Task goal
Transcribe the material verbatim in full; the pictures do not belong in the copy.

[Extracted data entries]

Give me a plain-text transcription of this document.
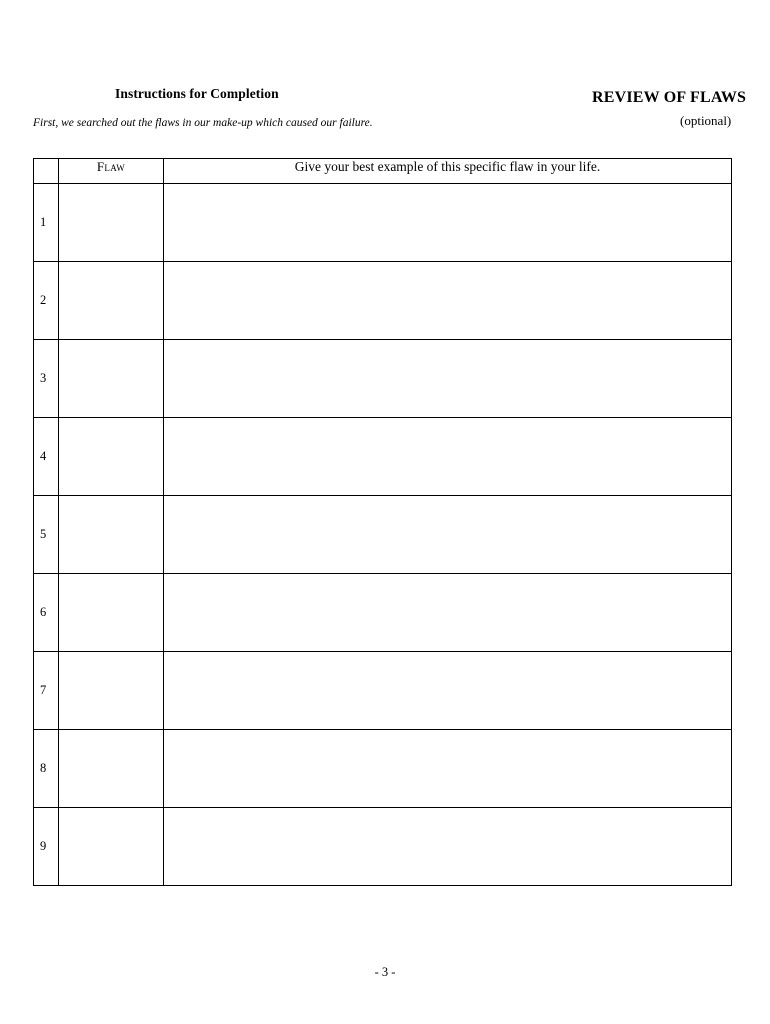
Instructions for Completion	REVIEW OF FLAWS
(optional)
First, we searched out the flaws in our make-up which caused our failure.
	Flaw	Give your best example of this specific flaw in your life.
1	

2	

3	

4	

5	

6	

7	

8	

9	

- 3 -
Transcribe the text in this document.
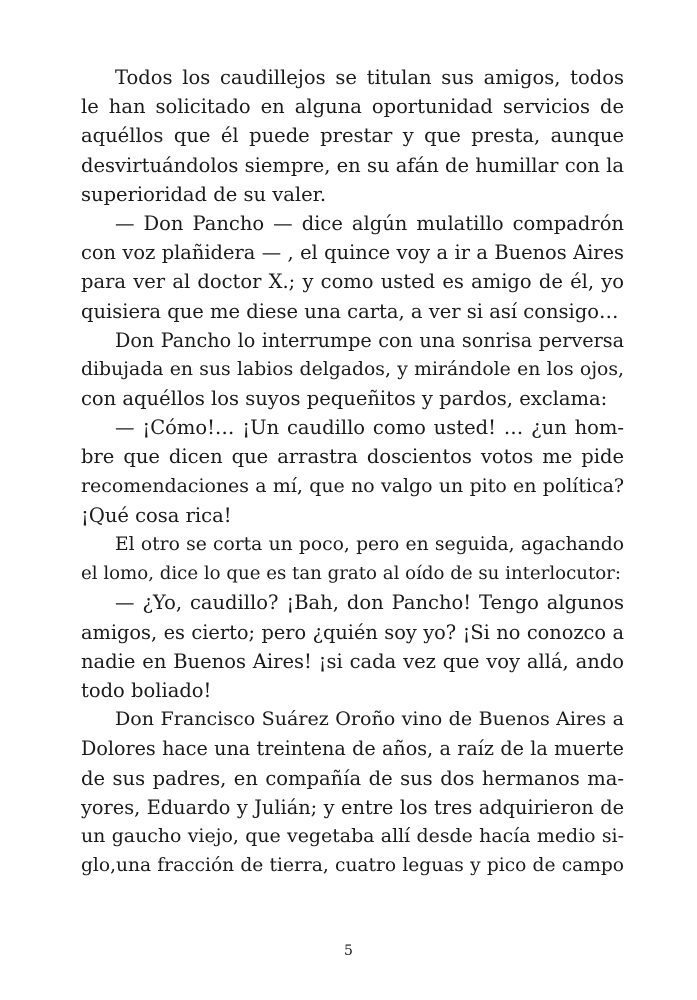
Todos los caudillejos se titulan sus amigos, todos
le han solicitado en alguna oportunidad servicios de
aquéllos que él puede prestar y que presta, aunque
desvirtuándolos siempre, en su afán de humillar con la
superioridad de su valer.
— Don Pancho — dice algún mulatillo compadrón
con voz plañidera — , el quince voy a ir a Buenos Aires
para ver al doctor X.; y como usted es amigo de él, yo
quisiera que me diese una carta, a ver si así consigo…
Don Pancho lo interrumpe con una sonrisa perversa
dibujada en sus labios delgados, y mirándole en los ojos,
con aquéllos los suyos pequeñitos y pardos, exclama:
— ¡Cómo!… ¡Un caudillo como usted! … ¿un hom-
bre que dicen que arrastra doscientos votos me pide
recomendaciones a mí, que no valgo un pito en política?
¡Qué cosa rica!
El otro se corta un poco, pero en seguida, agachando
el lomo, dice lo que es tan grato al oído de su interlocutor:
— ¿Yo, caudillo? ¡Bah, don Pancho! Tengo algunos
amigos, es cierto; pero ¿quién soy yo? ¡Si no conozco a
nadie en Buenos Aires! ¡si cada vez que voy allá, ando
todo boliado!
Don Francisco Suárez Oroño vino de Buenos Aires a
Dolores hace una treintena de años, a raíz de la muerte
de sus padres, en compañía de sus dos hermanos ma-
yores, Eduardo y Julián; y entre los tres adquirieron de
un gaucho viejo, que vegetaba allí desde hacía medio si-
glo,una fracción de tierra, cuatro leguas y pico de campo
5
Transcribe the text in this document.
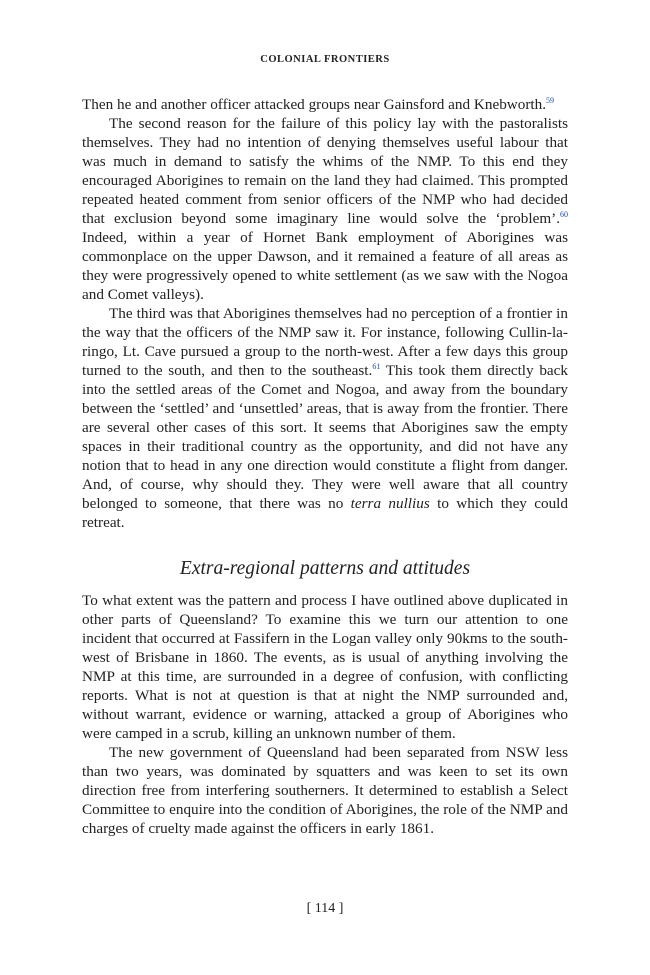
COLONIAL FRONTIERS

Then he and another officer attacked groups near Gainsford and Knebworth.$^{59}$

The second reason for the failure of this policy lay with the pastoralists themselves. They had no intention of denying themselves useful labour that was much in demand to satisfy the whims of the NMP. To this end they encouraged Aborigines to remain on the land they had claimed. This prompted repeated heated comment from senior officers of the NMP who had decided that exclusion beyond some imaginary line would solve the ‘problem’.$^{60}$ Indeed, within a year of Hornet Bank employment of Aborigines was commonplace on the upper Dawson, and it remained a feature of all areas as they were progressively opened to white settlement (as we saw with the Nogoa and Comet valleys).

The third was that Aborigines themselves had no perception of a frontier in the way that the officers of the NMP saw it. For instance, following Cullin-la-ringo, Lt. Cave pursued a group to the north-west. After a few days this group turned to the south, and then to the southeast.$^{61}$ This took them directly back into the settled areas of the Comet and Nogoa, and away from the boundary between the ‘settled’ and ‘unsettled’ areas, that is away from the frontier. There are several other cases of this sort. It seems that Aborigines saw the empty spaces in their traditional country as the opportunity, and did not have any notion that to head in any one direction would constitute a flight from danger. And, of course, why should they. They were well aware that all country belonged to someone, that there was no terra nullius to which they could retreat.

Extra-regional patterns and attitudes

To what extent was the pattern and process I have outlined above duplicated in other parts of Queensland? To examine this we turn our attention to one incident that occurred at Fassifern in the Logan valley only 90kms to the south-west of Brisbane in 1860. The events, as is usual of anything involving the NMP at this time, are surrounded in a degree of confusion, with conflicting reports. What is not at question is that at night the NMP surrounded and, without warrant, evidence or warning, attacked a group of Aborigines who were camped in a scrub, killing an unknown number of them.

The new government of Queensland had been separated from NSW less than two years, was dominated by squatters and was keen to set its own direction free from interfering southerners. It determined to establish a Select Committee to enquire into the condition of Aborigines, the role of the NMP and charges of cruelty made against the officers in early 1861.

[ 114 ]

Result of this task
Give me a plain-text transcription of this document.
Instructions for Completion	REVIEW OF FLAWS
(optional)
First, we searched out the flaws in our make-up which caused our failure.
	Flaw	Give your best example of this specific flaw in your life.
1	

2	

3	

4	

5	

6	

7	

8	

9	

- 3 -
Transcribe the text in this document.
Todos los caudillejos se titulan sus amigos, todos
le han solicitado en alguna oportunidad servicios de
aquéllos que él puede prestar y que presta, aunque
desvirtuándolos siempre, en su afán de humillar con la
superioridad de su valer.
— Don Pancho — dice algún mulatillo compadrón
con voz plañidera — , el quince voy a ir a Buenos Aires
para ver al doctor X.; y como usted es amigo de él, yo
quisiera que me diese una carta, a ver si así consigo…
Don Pancho lo interrumpe con una sonrisa perversa
dibujada en sus labios delgados, y mirándole en los ojos,
con aquéllos los suyos pequeñitos y pardos, exclama:
— ¡Cómo!… ¡Un caudillo como usted! … ¿un hom-
bre que dicen que arrastra doscientos votos me pide
recomendaciones a mí, que no valgo un pito en política?
¡Qué cosa rica!
El otro se corta un poco, pero en seguida, agachando
el lomo, dice lo que es tan grato al oído de su interlocutor:
— ¿Yo, caudillo? ¡Bah, don Pancho! Tengo algunos
amigos, es cierto; pero ¿quién soy yo? ¡Si no conozco a
nadie en Buenos Aires! ¡si cada vez que voy allá, ando
todo boliado!
Don Francisco Suárez Oroño vino de Buenos Aires a
Dolores hace una treintena de años, a raíz de la muerte
de sus padres, en compañía de sus dos hermanos ma-
yores, Eduardo y Julián; y entre los tres adquirieron de
un gaucho viejo, que vegetaba allí desde hacía medio si-
glo,una fracción de tierra, cuatro leguas y pico de campo
5
Transcribe the text in this document.
COLONIAL FRONTIERS

Then he and another officer attacked groups near Gainsford and Knebworth.$^{59}$

The second reason for the failure of this policy lay with the pastoralists themselves. They had no intention of denying themselves useful labour that was much in demand to satisfy the whims of the NMP. To this end they encouraged Aborigines to remain on the land they had claimed. This prompted repeated heated comment from senior officers of the NMP who had decided that exclusion beyond some imaginary line would solve the ‘problem’.$^{60}$ Indeed, within a year of Hornet Bank employment of Aborigines was commonplace on the upper Dawson, and it remained a feature of all areas as they were progressively opened to white settlement (as we saw with the Nogoa and Comet valleys).

The third was that Aborigines themselves had no perception of a frontier in the way that the officers of the NMP saw it. For instance, following Cullin-la-ringo, Lt. Cave pursued a group to the north-west. After a few days this group turned to the south, and then to the southeast.$^{61}$ This took them directly back into the settled areas of the Comet and Nogoa, and away from the boundary between the ‘settled’ and ‘unsettled’ areas, that is away from the frontier. There are several other cases of this sort. It seems that Aborigines saw the empty spaces in their traditional country as the opportunity, and did not have any notion that to head in any one direction would constitute a flight from danger. And, of course, why should they. They were well aware that all country belonged to someone, that there was no terra nullius to which they could retreat.

Extra-regional patterns and attitudes

To what extent was the pattern and process I have outlined above duplicated in other parts of Queensland? To examine this we turn our attention to one incident that occurred at Fassifern in the Logan valley only 90kms to the south-west of Brisbane in 1860. The events, as is usual of anything involving the NMP at this time, are surrounded in a degree of confusion, with conflicting reports. What is not at question is that at night the NMP surrounded and, without warrant, evidence or warning, attacked a group of Aborigines who were camped in a scrub, killing an unknown number of them.

The new government of Queensland had been separated from NSW less than two years, was dominated by squatters and was keen to set its own direction free from interfering southerners. It determined to establish a Select Committee to enquire into the condition of Aborigines, the role of the NMP and charges of cruelty made against the officers in early 1861.

[ 114 ]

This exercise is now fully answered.